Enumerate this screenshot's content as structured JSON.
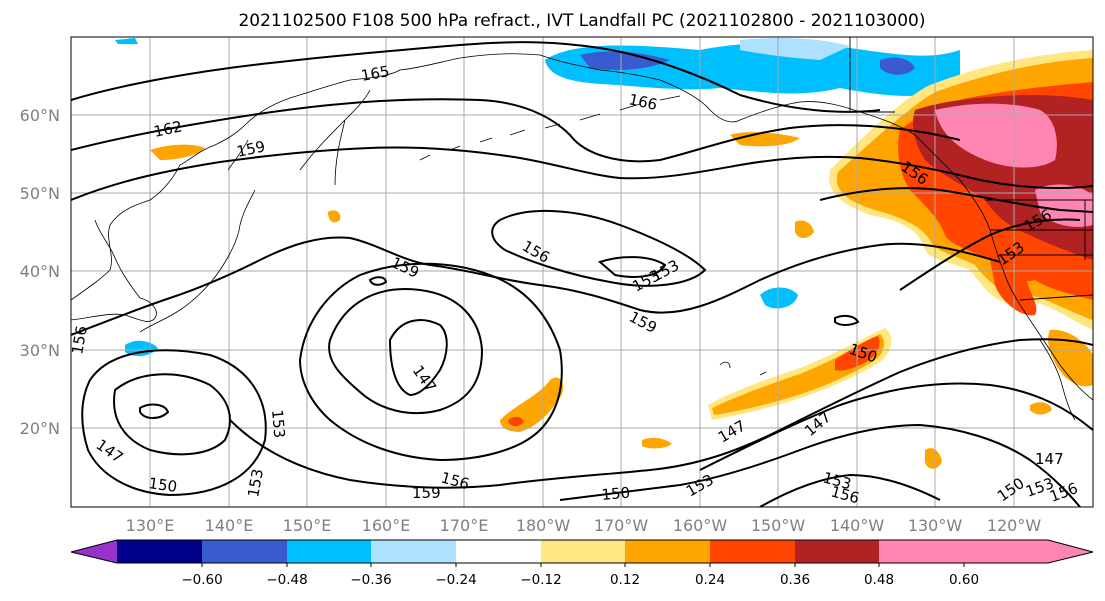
{
  "title": "2021102500 F108 500 hPa refract., IVT Landfall PC (2021102800 - 2021103000)",
  "lat_labels": [
    "60°N",
    "50°N",
    "40°N",
    "30°N",
    "20°N"
  ],
  "lon_labels": [
    "130°E",
    "140°E",
    "150°E",
    "160°E",
    "170°E",
    "180°W",
    "170°W",
    "160°W",
    "150°W",
    "140°W",
    "130°W",
    "120°W"
  ],
  "colorbar": {
    "tick_labels": [
      "−0.60",
      "−0.48",
      "−0.36",
      "−0.24",
      "−0.12",
      "0.12",
      "0.24",
      "0.36",
      "0.48",
      "0.60"
    ],
    "colors": [
      "#9932cc",
      "#00008b",
      "#3a5bd0",
      "#00bfff",
      "#aee0ff",
      "#ffffff",
      "#ffe680",
      "#ffa500",
      "#ff4500",
      "#b22222",
      "#ff85b3"
    ]
  },
  "contour_labels": [
    "165",
    "166",
    "162",
    "159",
    "156",
    "153",
    "159",
    "156",
    "153",
    "159",
    "150",
    "147",
    "156",
    "147",
    "153",
    "150",
    "147",
    "153",
    "156",
    "159",
    "150",
    "153",
    "147",
    "153",
    "156",
    "147",
    "150",
    "153",
    "156",
    "156",
    "153"
  ]
}
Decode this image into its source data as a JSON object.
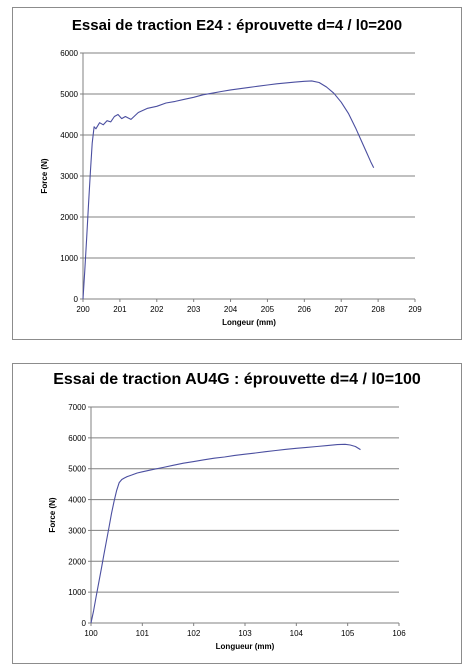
{
  "chart_data": [
    {
      "type": "line",
      "title": "Essai de traction E24 : éprouvette d=4 / l0=200",
      "xlabel": "Longeur (mm)",
      "ylabel": "Force (N)",
      "xlim": [
        200,
        209
      ],
      "ylim": [
        0,
        6000
      ],
      "x_ticks": [
        "200",
        "201",
        "202",
        "203",
        "204",
        "205",
        "206",
        "207",
        "208",
        "209"
      ],
      "y_ticks": [
        "0",
        "1000",
        "2000",
        "3000",
        "4000",
        "5000",
        "6000"
      ],
      "grid": "horizontal",
      "legend": "none",
      "color": "#4b4fa0",
      "series": [
        {
          "x": [
            200.0,
            200.05,
            200.1,
            200.15,
            200.2,
            200.25,
            200.3,
            200.35,
            200.45,
            200.55,
            200.65,
            200.75,
            200.85,
            200.95,
            201.05,
            201.15,
            201.3,
            201.5,
            201.75,
            202.0,
            202.25,
            202.5,
            202.75,
            203.0,
            203.25,
            203.5,
            203.75,
            204.0,
            204.25,
            204.5,
            204.75,
            205.0,
            205.25,
            205.5,
            205.75,
            206.0,
            206.2,
            206.4,
            206.6,
            206.8,
            207.0,
            207.2,
            207.4,
            207.55,
            207.7,
            207.8,
            207.88
          ],
          "y": [
            0,
            700,
            1500,
            2300,
            3100,
            3800,
            4200,
            4150,
            4300,
            4250,
            4350,
            4320,
            4450,
            4500,
            4400,
            4450,
            4380,
            4550,
            4650,
            4700,
            4780,
            4820,
            4870,
            4920,
            4980,
            5020,
            5060,
            5100,
            5130,
            5160,
            5190,
            5220,
            5250,
            5270,
            5290,
            5310,
            5320,
            5280,
            5170,
            5020,
            4800,
            4520,
            4150,
            3850,
            3550,
            3350,
            3200
          ]
        }
      ]
    },
    {
      "type": "line",
      "title": "Essai de traction AU4G : éprouvette d=4 / l0=100",
      "xlabel": "Longueur (mm)",
      "ylabel": "Force (N)",
      "xlim": [
        100,
        106
      ],
      "ylim": [
        0,
        7000
      ],
      "x_ticks": [
        "100",
        "101",
        "102",
        "103",
        "104",
        "105",
        "106"
      ],
      "y_ticks": [
        "0",
        "1000",
        "2000",
        "3000",
        "4000",
        "5000",
        "6000",
        "7000"
      ],
      "grid": "horizontal",
      "legend": "none",
      "color": "#4b4fa0",
      "series": [
        {
          "x": [
            100.0,
            100.05,
            100.1,
            100.15,
            100.2,
            100.25,
            100.3,
            100.35,
            100.4,
            100.45,
            100.5,
            100.55,
            100.6,
            100.65,
            100.7,
            100.8,
            100.9,
            101.0,
            101.2,
            101.4,
            101.6,
            101.8,
            102.0,
            102.2,
            102.4,
            102.6,
            102.8,
            103.0,
            103.2,
            103.4,
            103.6,
            103.8,
            104.0,
            104.2,
            104.4,
            104.6,
            104.8,
            104.95,
            105.05,
            105.15,
            105.25
          ],
          "y": [
            0,
            400,
            850,
            1300,
            1750,
            2200,
            2650,
            3100,
            3550,
            3950,
            4300,
            4550,
            4650,
            4700,
            4740,
            4800,
            4860,
            4900,
            4970,
            5040,
            5110,
            5180,
            5230,
            5290,
            5340,
            5380,
            5430,
            5470,
            5510,
            5550,
            5590,
            5630,
            5660,
            5690,
            5720,
            5750,
            5780,
            5790,
            5770,
            5720,
            5620
          ]
        }
      ]
    }
  ]
}
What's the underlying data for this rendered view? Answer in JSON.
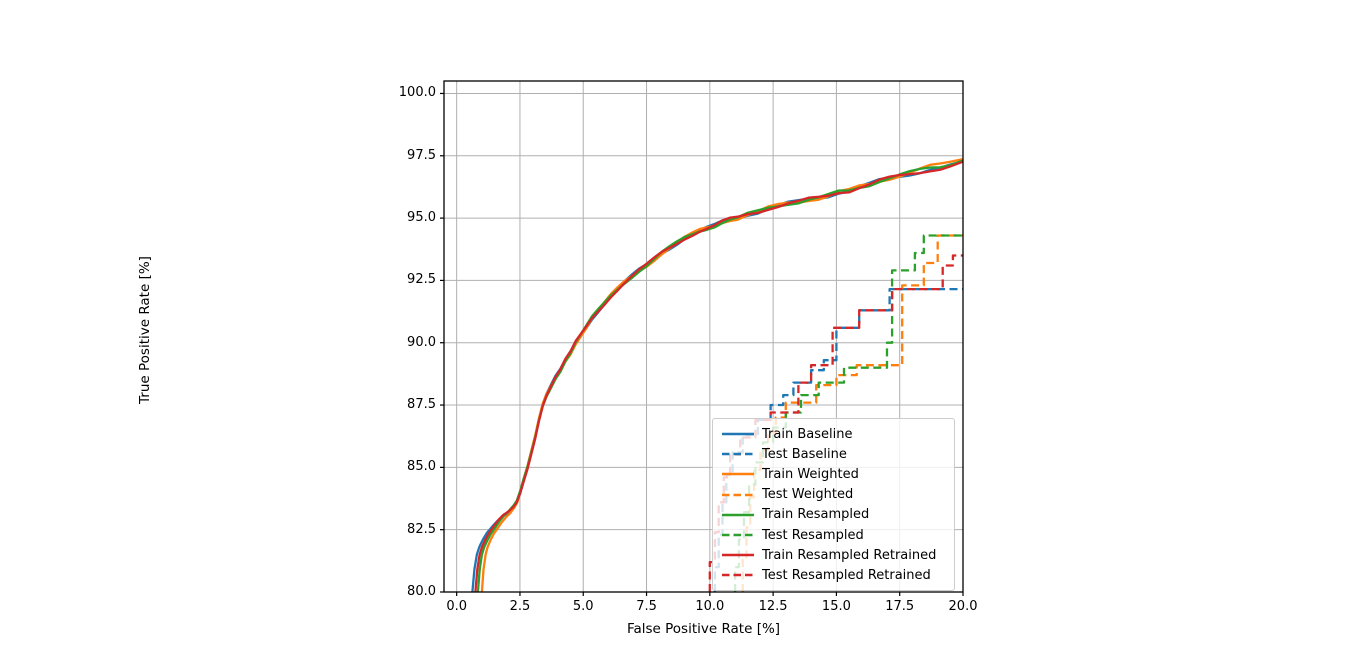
{
  "figure": {
    "background_color": "#ffffff",
    "title": ""
  },
  "chart_data": {
    "type": "line",
    "title": "",
    "xlabel": "False Positive Rate [%]",
    "ylabel": "True Positive Rate [%]",
    "xlim": [
      -0.5,
      20.0
    ],
    "ylim": [
      80.0,
      100.5
    ],
    "grid": true,
    "grid_color": "#b0b0b0",
    "legend_position": "lower right (inside axes)",
    "xticks": {
      "values": [
        0,
        2.5,
        5,
        7.5,
        10,
        12.5,
        15,
        17.5,
        20
      ],
      "labels": [
        "0.0",
        "2.5",
        "5.0",
        "7.5",
        "10.0",
        "12.5",
        "15.0",
        "17.5",
        "20.0"
      ]
    },
    "yticks": {
      "values": [
        80,
        82.5,
        85,
        87.5,
        90,
        92.5,
        95,
        97.5,
        100
      ],
      "labels": [
        "80.0",
        "82.5",
        "85.0",
        "87.5",
        "90.0",
        "92.5",
        "95.0",
        "97.5",
        "100.0"
      ]
    },
    "colors": {
      "blue": "#1f77b4",
      "orange": "#ff7f0e",
      "green": "#2ca02c",
      "red": "#d62728"
    },
    "train_base_points": [
      [
        0.62,
        80.0
      ],
      [
        0.7,
        80.9
      ],
      [
        0.8,
        81.5
      ],
      [
        0.9,
        81.8
      ],
      [
        1.05,
        82.1
      ],
      [
        1.2,
        82.35
      ],
      [
        1.4,
        82.6
      ],
      [
        1.6,
        82.85
      ],
      [
        1.8,
        83.05
      ],
      [
        2.0,
        83.2
      ],
      [
        2.2,
        83.4
      ],
      [
        2.35,
        83.6
      ],
      [
        2.5,
        84.0
      ],
      [
        2.65,
        84.5
      ],
      [
        2.8,
        85.0
      ],
      [
        2.95,
        85.6
      ],
      [
        3.1,
        86.2
      ],
      [
        3.25,
        86.9
      ],
      [
        3.4,
        87.5
      ],
      [
        3.55,
        87.9
      ],
      [
        3.7,
        88.2
      ],
      [
        3.9,
        88.6
      ],
      [
        4.1,
        88.9
      ],
      [
        4.3,
        89.3
      ],
      [
        4.5,
        89.6
      ],
      [
        4.7,
        90.0
      ],
      [
        4.9,
        90.3
      ],
      [
        5.1,
        90.6
      ],
      [
        5.35,
        91.0
      ],
      [
        5.6,
        91.3
      ],
      [
        5.85,
        91.6
      ],
      [
        6.1,
        91.9
      ],
      [
        6.35,
        92.15
      ],
      [
        6.6,
        92.4
      ],
      [
        6.9,
        92.65
      ],
      [
        7.2,
        92.9
      ],
      [
        7.5,
        93.1
      ],
      [
        7.8,
        93.35
      ],
      [
        8.1,
        93.6
      ],
      [
        8.4,
        93.8
      ],
      [
        8.7,
        94.0
      ],
      [
        9.0,
        94.2
      ],
      [
        9.3,
        94.35
      ],
      [
        9.6,
        94.5
      ],
      [
        9.9,
        94.6
      ],
      [
        10.2,
        94.7
      ],
      [
        10.5,
        94.85
      ],
      [
        10.8,
        94.95
      ],
      [
        11.1,
        95.0
      ],
      [
        11.5,
        95.15
      ],
      [
        11.9,
        95.25
      ],
      [
        12.3,
        95.4
      ],
      [
        12.7,
        95.5
      ],
      [
        13.1,
        95.6
      ],
      [
        13.5,
        95.65
      ],
      [
        13.9,
        95.75
      ],
      [
        14.3,
        95.8
      ],
      [
        14.7,
        95.9
      ],
      [
        15.1,
        96.05
      ],
      [
        15.5,
        96.1
      ],
      [
        15.9,
        96.25
      ],
      [
        16.3,
        96.35
      ],
      [
        16.7,
        96.5
      ],
      [
        17.1,
        96.6
      ],
      [
        17.5,
        96.7
      ],
      [
        17.9,
        96.8
      ],
      [
        18.3,
        96.9
      ],
      [
        18.7,
        97.0
      ],
      [
        19.1,
        97.05
      ],
      [
        19.5,
        97.15
      ],
      [
        20.0,
        97.3
      ]
    ],
    "series": [
      {
        "name": "Train Baseline",
        "color": "blue",
        "style": "solid",
        "kind": "train",
        "x_start": 0.62,
        "jitter": {
          "amp": 0.07,
          "freq": 2.0,
          "phase": 0.0
        },
        "end_offset": -0.08
      },
      {
        "name": "Test Baseline",
        "color": "blue",
        "style": "dashed",
        "kind": "test",
        "points": [
          [
            10.2,
            80
          ],
          [
            10.2,
            81.0
          ],
          [
            10.35,
            81.0
          ],
          [
            10.35,
            82.3
          ],
          [
            10.5,
            82.3
          ],
          [
            10.5,
            83.6
          ],
          [
            10.65,
            83.6
          ],
          [
            10.65,
            84.7
          ],
          [
            10.9,
            84.7
          ],
          [
            10.9,
            85.6
          ],
          [
            11.3,
            85.6
          ],
          [
            11.3,
            86.3
          ],
          [
            11.9,
            86.3
          ],
          [
            11.9,
            86.9
          ],
          [
            12.4,
            86.9
          ],
          [
            12.4,
            87.5
          ],
          [
            12.9,
            87.5
          ],
          [
            12.9,
            87.9
          ],
          [
            13.3,
            87.9
          ],
          [
            13.3,
            88.4
          ],
          [
            14.0,
            88.4
          ],
          [
            14.0,
            88.9
          ],
          [
            14.5,
            88.9
          ],
          [
            14.5,
            89.3
          ],
          [
            15.0,
            89.3
          ],
          [
            15.0,
            90.6
          ],
          [
            15.9,
            90.6
          ],
          [
            15.9,
            91.3
          ],
          [
            17.1,
            91.3
          ],
          [
            17.1,
            92.15
          ],
          [
            20.0,
            92.15
          ]
        ]
      },
      {
        "name": "Train Weighted",
        "color": "orange",
        "style": "solid",
        "kind": "train",
        "x_start": 1.0,
        "jitter": {
          "amp": 0.07,
          "freq": 2.0,
          "phase": 1.7
        },
        "end_offset": 0.12
      },
      {
        "name": "Test Weighted",
        "color": "orange",
        "style": "dashed",
        "kind": "test",
        "points": [
          [
            11.3,
            80
          ],
          [
            11.3,
            81.3
          ],
          [
            11.45,
            81.3
          ],
          [
            11.45,
            82.6
          ],
          [
            11.6,
            82.6
          ],
          [
            11.6,
            83.8
          ],
          [
            11.75,
            83.8
          ],
          [
            11.75,
            84.9
          ],
          [
            12.0,
            84.9
          ],
          [
            12.0,
            85.7
          ],
          [
            12.3,
            85.7
          ],
          [
            12.3,
            86.4
          ],
          [
            12.6,
            86.4
          ],
          [
            12.6,
            87.0
          ],
          [
            13.0,
            87.0
          ],
          [
            13.0,
            87.6
          ],
          [
            14.2,
            87.6
          ],
          [
            14.2,
            88.3
          ],
          [
            15.0,
            88.3
          ],
          [
            15.0,
            88.7
          ],
          [
            15.8,
            88.7
          ],
          [
            15.8,
            89.1
          ],
          [
            17.6,
            89.1
          ],
          [
            17.6,
            92.3
          ],
          [
            18.45,
            92.3
          ],
          [
            18.45,
            93.2
          ],
          [
            19.0,
            93.2
          ],
          [
            19.0,
            94.3
          ],
          [
            20.0,
            94.3
          ]
        ]
      },
      {
        "name": "Train Resampled",
        "color": "green",
        "style": "solid",
        "kind": "train",
        "x_start": 0.84,
        "jitter": {
          "amp": 0.07,
          "freq": 2.0,
          "phase": 3.4
        },
        "end_offset": 0.05
      },
      {
        "name": "Test Resampled",
        "color": "green",
        "style": "dashed",
        "kind": "test",
        "points": [
          [
            11.0,
            80
          ],
          [
            11.0,
            81.0
          ],
          [
            11.15,
            81.0
          ],
          [
            11.15,
            82.1
          ],
          [
            11.35,
            82.1
          ],
          [
            11.35,
            83.2
          ],
          [
            11.55,
            83.2
          ],
          [
            11.55,
            84.3
          ],
          [
            11.8,
            84.3
          ],
          [
            11.8,
            85.2
          ],
          [
            12.1,
            85.2
          ],
          [
            12.1,
            86.0
          ],
          [
            12.5,
            86.0
          ],
          [
            12.5,
            86.6
          ],
          [
            13.0,
            86.6
          ],
          [
            13.0,
            87.2
          ],
          [
            13.6,
            87.2
          ],
          [
            13.6,
            87.9
          ],
          [
            14.3,
            87.9
          ],
          [
            14.3,
            88.4
          ],
          [
            15.3,
            88.4
          ],
          [
            15.3,
            89.0
          ],
          [
            17.0,
            89.0
          ],
          [
            17.0,
            90.0
          ],
          [
            17.2,
            90.0
          ],
          [
            17.2,
            92.9
          ],
          [
            18.1,
            92.9
          ],
          [
            18.1,
            93.6
          ],
          [
            18.45,
            93.6
          ],
          [
            18.45,
            94.3
          ],
          [
            20.0,
            94.3
          ]
        ]
      },
      {
        "name": "Train Resampled Retrained",
        "color": "red",
        "style": "solid",
        "kind": "train",
        "x_start": 0.74,
        "jitter": {
          "amp": 0.07,
          "freq": 2.0,
          "phase": 5.1
        },
        "end_offset": -0.1
      },
      {
        "name": "Test Resampled Retrained",
        "color": "red",
        "style": "dashed",
        "kind": "test",
        "points": [
          [
            10.0,
            80
          ],
          [
            10.0,
            81.2
          ],
          [
            10.2,
            81.2
          ],
          [
            10.2,
            82.4
          ],
          [
            10.35,
            82.4
          ],
          [
            10.35,
            83.6
          ],
          [
            10.55,
            83.6
          ],
          [
            10.55,
            84.6
          ],
          [
            10.8,
            84.6
          ],
          [
            10.8,
            85.5
          ],
          [
            11.2,
            85.5
          ],
          [
            11.2,
            86.2
          ],
          [
            11.8,
            86.2
          ],
          [
            11.8,
            86.9
          ],
          [
            12.4,
            86.9
          ],
          [
            12.4,
            87.2
          ],
          [
            13.5,
            87.2
          ],
          [
            13.5,
            88.4
          ],
          [
            14.0,
            88.4
          ],
          [
            14.0,
            89.1
          ],
          [
            14.85,
            89.1
          ],
          [
            14.85,
            90.6
          ],
          [
            15.9,
            90.6
          ],
          [
            15.9,
            91.3
          ],
          [
            17.2,
            91.3
          ],
          [
            17.2,
            92.15
          ],
          [
            19.2,
            92.15
          ],
          [
            19.2,
            93.1
          ],
          [
            19.6,
            93.1
          ],
          [
            19.6,
            93.5
          ],
          [
            20.0,
            93.5
          ]
        ]
      }
    ]
  }
}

▶ **DESCRIPTION OF THE TASK**
Find the word "JSON" in the material, then list each line that holds it.

▶ **THE REPLY**
Enumerate this screenshot's content as structured JSON.
Decode this image into its source data as a JSON object.
What's the underlying data for this rendered view? Answer in JSON.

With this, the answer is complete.